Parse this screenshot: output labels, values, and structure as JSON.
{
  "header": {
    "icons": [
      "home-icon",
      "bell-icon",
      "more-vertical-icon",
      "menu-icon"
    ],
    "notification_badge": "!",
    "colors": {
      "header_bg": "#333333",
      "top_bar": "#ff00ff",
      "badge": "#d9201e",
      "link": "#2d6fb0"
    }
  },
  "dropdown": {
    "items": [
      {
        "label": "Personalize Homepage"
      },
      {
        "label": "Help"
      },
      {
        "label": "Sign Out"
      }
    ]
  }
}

__Your instructions__
Type out all of the material again, word for word.

__Solution for this problem__
Parse this screenshot: output labels, values, and structure as JSON.
{
  "header": {
    "icons": [
      "home-icon",
      "bell-icon",
      "more-vertical-icon",
      "menu-icon"
    ],
    "notification_badge": "!",
    "colors": {
      "header_bg": "#333333",
      "top_bar": "#ff00ff",
      "badge": "#d9201e",
      "link": "#2d6fb0"
    }
  },
  "dropdown": {
    "items": [
      {
        "label": "Personalize Homepage"
      },
      {
        "label": "Help"
      },
      {
        "label": "Sign Out"
      }
    ]
  }
}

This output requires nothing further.